(GOAL): Every line holding the string "nProfessor" should be gathered.
· · · ·
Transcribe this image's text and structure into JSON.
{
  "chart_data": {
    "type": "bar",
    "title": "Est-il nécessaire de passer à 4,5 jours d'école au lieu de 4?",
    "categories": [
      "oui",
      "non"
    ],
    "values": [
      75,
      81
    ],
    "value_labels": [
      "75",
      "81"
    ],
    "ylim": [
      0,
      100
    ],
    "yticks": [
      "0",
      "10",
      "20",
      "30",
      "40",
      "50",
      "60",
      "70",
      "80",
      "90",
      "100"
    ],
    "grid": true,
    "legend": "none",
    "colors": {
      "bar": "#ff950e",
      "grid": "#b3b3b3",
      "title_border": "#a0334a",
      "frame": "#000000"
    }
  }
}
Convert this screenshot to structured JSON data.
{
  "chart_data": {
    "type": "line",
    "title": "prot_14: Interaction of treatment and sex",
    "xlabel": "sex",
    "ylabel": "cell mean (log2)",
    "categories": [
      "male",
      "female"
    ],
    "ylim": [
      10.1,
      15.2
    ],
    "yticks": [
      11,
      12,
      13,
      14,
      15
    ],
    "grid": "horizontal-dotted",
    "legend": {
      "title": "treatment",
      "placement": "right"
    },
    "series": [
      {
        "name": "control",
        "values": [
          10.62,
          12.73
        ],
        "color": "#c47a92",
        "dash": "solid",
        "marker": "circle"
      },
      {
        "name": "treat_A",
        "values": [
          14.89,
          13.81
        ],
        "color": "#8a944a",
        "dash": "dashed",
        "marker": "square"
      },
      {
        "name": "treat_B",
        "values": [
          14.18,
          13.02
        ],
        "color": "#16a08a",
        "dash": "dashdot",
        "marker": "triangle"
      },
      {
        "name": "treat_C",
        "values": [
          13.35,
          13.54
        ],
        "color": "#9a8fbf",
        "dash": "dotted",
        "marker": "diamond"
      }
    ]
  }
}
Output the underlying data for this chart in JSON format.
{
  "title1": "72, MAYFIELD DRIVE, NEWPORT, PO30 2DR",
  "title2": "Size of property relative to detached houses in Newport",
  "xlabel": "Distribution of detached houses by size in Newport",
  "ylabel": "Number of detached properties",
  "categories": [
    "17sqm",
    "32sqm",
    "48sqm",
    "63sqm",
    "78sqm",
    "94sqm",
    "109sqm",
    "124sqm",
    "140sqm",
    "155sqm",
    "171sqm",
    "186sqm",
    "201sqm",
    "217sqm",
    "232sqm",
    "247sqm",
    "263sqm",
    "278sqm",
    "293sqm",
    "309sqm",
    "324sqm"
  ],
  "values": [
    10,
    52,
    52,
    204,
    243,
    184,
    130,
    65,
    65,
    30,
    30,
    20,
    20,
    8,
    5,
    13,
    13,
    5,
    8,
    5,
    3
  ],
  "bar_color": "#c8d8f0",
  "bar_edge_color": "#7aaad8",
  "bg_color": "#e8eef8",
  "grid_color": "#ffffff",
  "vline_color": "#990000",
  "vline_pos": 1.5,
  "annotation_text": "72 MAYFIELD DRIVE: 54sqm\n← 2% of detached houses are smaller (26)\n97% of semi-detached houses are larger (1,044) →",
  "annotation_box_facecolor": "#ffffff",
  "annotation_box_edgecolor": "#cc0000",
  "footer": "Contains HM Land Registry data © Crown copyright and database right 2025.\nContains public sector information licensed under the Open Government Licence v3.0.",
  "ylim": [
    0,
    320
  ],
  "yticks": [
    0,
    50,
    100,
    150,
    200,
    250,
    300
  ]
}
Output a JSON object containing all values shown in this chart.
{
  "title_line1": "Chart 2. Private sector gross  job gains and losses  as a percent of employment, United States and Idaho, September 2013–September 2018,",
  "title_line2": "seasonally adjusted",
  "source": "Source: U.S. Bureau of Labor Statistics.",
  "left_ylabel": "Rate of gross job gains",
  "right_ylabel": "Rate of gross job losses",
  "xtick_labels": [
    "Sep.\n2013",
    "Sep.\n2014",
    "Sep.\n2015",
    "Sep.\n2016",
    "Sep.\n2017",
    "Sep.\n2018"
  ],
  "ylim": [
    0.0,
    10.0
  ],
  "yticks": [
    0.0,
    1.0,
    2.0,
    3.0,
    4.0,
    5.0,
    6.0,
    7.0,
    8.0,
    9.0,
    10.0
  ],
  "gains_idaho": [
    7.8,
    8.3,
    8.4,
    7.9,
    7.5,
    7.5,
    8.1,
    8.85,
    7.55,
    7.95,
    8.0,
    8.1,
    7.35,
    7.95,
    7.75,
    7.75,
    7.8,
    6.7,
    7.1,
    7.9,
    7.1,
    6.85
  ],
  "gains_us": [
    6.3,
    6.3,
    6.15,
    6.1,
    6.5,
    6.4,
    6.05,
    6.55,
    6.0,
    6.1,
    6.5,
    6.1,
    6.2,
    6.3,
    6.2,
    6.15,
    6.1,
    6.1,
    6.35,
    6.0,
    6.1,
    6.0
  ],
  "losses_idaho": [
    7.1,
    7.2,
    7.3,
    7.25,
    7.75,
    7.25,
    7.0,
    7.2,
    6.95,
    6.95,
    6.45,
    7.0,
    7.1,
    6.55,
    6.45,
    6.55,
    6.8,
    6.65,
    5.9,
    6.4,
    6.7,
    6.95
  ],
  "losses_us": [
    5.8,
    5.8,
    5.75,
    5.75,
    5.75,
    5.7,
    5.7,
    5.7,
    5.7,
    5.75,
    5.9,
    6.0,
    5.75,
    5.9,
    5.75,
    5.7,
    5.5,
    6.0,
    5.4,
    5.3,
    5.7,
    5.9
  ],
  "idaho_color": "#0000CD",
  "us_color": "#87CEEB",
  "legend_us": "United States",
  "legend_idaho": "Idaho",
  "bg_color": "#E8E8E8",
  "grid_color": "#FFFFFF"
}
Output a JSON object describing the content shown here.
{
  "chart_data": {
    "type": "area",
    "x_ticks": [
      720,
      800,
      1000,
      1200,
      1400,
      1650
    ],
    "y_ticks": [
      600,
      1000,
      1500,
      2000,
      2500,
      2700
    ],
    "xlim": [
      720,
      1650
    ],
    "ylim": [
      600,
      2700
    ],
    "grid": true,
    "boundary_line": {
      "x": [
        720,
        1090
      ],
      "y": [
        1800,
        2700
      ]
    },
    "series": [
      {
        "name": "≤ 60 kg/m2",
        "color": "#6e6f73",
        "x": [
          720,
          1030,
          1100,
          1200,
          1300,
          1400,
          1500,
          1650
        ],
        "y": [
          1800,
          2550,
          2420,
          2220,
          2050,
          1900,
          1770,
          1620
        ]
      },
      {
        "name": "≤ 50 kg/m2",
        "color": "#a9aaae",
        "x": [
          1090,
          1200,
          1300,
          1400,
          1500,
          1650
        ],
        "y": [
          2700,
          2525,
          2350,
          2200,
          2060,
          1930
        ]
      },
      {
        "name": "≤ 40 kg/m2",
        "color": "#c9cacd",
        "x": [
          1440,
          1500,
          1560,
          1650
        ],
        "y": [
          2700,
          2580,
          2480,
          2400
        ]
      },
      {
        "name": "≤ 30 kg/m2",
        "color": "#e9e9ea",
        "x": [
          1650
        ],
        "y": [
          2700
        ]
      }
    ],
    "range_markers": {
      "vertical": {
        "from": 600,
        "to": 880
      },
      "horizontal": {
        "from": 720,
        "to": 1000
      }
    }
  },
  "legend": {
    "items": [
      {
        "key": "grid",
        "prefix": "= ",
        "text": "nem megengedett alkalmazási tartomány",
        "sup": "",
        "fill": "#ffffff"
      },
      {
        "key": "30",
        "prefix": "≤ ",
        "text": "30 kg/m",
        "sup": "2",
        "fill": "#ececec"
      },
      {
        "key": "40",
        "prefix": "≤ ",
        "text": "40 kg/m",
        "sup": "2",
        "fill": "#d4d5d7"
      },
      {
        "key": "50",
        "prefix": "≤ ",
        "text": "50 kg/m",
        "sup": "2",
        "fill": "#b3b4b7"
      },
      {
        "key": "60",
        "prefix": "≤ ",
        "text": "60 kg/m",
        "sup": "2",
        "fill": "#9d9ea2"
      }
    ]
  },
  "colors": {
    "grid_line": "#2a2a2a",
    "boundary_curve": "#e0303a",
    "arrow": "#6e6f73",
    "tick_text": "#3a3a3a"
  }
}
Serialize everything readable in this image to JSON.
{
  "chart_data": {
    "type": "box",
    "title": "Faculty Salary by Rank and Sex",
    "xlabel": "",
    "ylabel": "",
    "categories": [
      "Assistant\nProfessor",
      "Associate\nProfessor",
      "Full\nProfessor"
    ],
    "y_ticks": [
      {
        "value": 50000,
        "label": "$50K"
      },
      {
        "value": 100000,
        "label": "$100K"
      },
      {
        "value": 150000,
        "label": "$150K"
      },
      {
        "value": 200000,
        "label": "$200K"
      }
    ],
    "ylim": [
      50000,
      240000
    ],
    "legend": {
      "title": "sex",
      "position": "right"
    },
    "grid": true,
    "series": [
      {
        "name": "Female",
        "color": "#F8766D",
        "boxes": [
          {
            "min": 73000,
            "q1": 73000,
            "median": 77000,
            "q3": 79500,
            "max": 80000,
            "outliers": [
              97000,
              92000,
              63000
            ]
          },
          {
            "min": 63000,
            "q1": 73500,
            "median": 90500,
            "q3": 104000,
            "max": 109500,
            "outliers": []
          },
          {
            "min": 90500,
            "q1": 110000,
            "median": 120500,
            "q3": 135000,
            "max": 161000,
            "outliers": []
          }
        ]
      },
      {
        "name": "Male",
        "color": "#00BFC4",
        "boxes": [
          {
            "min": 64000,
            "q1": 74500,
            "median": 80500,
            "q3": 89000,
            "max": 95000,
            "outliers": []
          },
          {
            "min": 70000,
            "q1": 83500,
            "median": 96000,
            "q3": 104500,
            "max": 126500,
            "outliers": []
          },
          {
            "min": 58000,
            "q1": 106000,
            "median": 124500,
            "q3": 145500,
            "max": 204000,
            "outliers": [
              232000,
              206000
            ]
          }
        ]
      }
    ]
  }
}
· · · ·
(PROBLEM SOLUTION):
      "Assistant\nProfessor",
      "Associate\nProfessor",
      "Full\nProfessor"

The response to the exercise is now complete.